* Start TASK DATA *
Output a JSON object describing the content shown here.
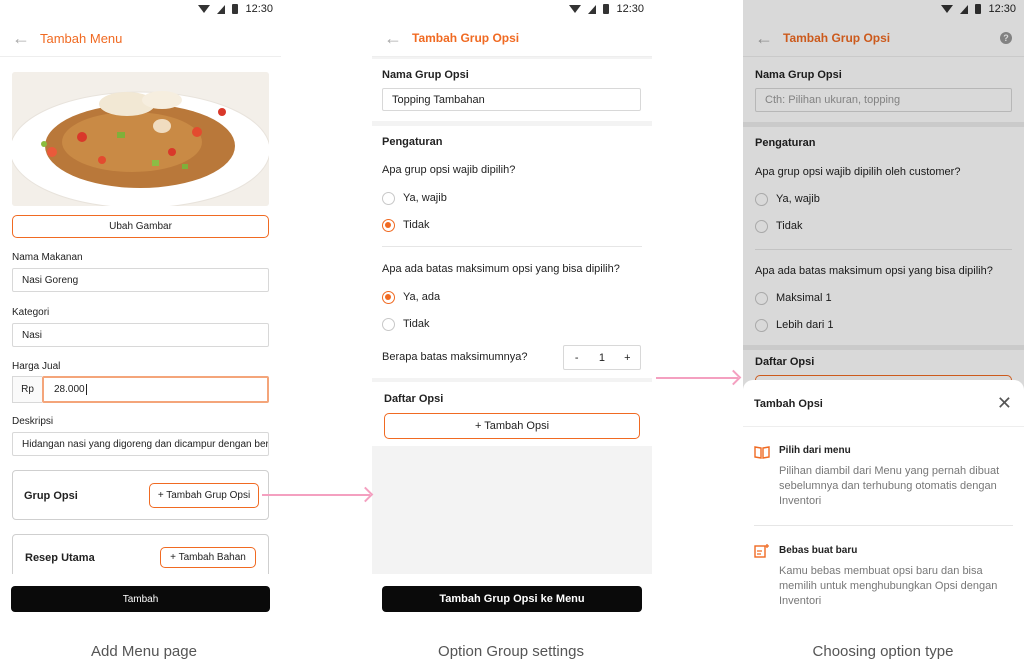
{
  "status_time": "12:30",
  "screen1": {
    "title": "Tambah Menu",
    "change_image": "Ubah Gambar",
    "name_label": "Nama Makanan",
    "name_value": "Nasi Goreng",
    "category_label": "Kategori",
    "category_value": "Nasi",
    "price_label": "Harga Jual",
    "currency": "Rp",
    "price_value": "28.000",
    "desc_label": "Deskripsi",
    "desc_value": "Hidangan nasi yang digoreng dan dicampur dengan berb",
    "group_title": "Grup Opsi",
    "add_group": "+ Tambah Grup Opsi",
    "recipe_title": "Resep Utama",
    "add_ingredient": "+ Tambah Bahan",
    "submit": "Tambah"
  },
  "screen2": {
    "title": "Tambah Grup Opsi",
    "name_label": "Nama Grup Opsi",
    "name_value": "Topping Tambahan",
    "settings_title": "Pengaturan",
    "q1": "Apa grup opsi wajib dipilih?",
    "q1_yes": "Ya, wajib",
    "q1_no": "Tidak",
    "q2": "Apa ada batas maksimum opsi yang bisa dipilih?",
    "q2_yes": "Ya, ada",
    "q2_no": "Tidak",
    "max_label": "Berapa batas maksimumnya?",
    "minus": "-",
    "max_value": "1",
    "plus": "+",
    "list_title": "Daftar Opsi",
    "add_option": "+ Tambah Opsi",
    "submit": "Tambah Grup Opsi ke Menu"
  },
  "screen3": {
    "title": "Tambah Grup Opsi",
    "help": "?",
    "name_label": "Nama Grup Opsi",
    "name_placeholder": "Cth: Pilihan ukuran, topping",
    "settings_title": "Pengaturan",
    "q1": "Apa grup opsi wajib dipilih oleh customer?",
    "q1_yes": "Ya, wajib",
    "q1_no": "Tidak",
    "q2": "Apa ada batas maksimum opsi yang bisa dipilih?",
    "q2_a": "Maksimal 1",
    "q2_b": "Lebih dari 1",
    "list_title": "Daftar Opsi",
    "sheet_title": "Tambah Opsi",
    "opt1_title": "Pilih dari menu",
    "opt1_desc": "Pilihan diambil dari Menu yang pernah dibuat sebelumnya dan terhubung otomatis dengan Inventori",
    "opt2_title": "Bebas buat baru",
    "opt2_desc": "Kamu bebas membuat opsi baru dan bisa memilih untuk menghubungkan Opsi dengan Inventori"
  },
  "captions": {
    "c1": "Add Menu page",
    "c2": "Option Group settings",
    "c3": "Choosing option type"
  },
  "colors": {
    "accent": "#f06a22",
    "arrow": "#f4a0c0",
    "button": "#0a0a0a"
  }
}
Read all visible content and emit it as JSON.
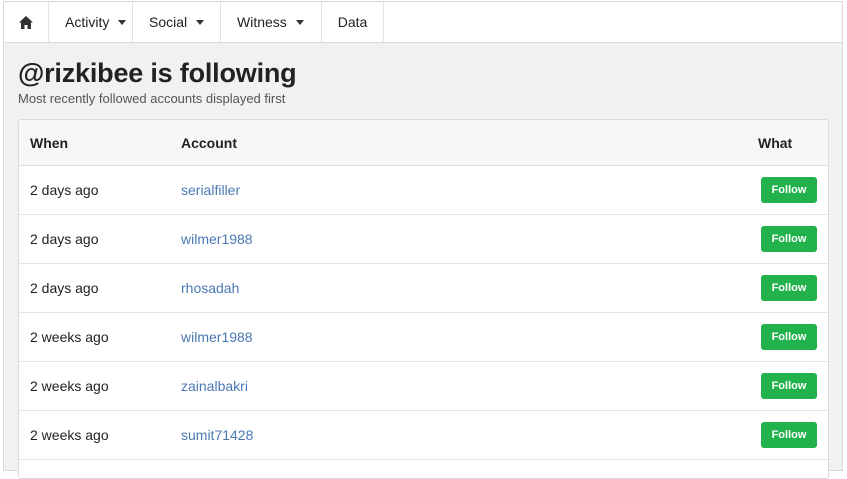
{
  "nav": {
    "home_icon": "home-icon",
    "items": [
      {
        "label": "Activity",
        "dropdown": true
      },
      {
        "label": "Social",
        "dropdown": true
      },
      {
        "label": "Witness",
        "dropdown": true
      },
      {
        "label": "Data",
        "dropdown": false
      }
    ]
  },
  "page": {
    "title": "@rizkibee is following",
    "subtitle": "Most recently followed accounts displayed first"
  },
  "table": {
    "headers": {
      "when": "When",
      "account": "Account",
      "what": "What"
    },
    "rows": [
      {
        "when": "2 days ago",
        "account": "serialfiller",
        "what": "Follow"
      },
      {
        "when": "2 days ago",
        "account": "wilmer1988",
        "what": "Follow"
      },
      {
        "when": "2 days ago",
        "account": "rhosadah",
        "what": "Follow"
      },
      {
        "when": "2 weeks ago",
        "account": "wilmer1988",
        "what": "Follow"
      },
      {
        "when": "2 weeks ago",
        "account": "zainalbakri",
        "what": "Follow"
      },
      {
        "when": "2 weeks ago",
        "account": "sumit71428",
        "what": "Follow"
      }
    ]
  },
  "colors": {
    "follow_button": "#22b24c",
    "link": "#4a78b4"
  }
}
* End TASK DATA *
- [WRITTEN PROBLEM] Every record must be copied exactly, with images dropped from the result.

- [ANSWER TO THE EXERCISE]
Output a JSON object describing the content shown here.
{
  "status_time": "12:30",
  "screen1": {
    "title": "Tambah Menu",
    "change_image": "Ubah Gambar",
    "name_label": "Nama Makanan",
    "name_value": "Nasi Goreng",
    "category_label": "Kategori",
    "category_value": "Nasi",
    "price_label": "Harga Jual",
    "currency": "Rp",
    "price_value": "28.000",
    "desc_label": "Deskripsi",
    "desc_value": "Hidangan nasi yang digoreng dan dicampur dengan berb",
    "group_title": "Grup Opsi",
    "add_group": "+ Tambah Grup Opsi",
    "recipe_title": "Resep Utama",
    "add_ingredient": "+ Tambah Bahan",
    "submit": "Tambah"
  },
  "screen2": {
    "title": "Tambah Grup Opsi",
    "name_label": "Nama Grup Opsi",
    "name_value": "Topping Tambahan",
    "settings_title": "Pengaturan",
    "q1": "Apa grup opsi wajib dipilih?",
    "q1_yes": "Ya, wajib",
    "q1_no": "Tidak",
    "q2": "Apa ada batas maksimum opsi yang bisa dipilih?",
    "q2_yes": "Ya, ada",
    "q2_no": "Tidak",
    "max_label": "Berapa batas maksimumnya?",
    "minus": "-",
    "max_value": "1",
    "plus": "+",
    "list_title": "Daftar Opsi",
    "add_option": "+ Tambah Opsi",
    "submit": "Tambah Grup Opsi ke Menu"
  },
  "screen3": {
    "title": "Tambah Grup Opsi",
    "help": "?",
    "name_label": "Nama Grup Opsi",
    "name_placeholder": "Cth: Pilihan ukuran, topping",
    "settings_title": "Pengaturan",
    "q1": "Apa grup opsi wajib dipilih oleh customer?",
    "q1_yes": "Ya, wajib",
    "q1_no": "Tidak",
    "q2": "Apa ada batas maksimum opsi yang bisa dipilih?",
    "q2_a": "Maksimal 1",
    "q2_b": "Lebih dari 1",
    "list_title": "Daftar Opsi",
    "sheet_title": "Tambah Opsi",
    "opt1_title": "Pilih dari menu",
    "opt1_desc": "Pilihan diambil dari Menu yang pernah dibuat sebelumnya dan terhubung otomatis dengan Inventori",
    "opt2_title": "Bebas buat baru",
    "opt2_desc": "Kamu bebas membuat opsi baru dan bisa memilih untuk menghubungkan Opsi dengan Inventori"
  },
  "captions": {
    "c1": "Add Menu page",
    "c2": "Option Group settings",
    "c3": "Choosing option type"
  },
  "colors": {
    "accent": "#f06a22",
    "arrow": "#f4a0c0",
    "button": "#0a0a0a"
  }
}
Read all visible content and emit it as JSON.
{
  "nav": {
    "home_icon": "home-icon",
    "items": [
      {
        "label": "Activity",
        "dropdown": true
      },
      {
        "label": "Social",
        "dropdown": true
      },
      {
        "label": "Witness",
        "dropdown": true
      },
      {
        "label": "Data",
        "dropdown": false
      }
    ]
  },
  "page": {
    "title": "@rizkibee is following",
    "subtitle": "Most recently followed accounts displayed first"
  },
  "table": {
    "headers": {
      "when": "When",
      "account": "Account",
      "what": "What"
    },
    "rows": [
      {
        "when": "2 days ago",
        "account": "serialfiller",
        "what": "Follow"
      },
      {
        "when": "2 days ago",
        "account": "wilmer1988",
        "what": "Follow"
      },
      {
        "when": "2 days ago",
        "account": "rhosadah",
        "what": "Follow"
      },
      {
        "when": "2 weeks ago",
        "account": "wilmer1988",
        "what": "Follow"
      },
      {
        "when": "2 weeks ago",
        "account": "zainalbakri",
        "what": "Follow"
      },
      {
        "when": "2 weeks ago",
        "account": "sumit71428",
        "what": "Follow"
      }
    ]
  },
  "colors": {
    "follow_button": "#22b24c",
    "link": "#4a78b4"
  }
}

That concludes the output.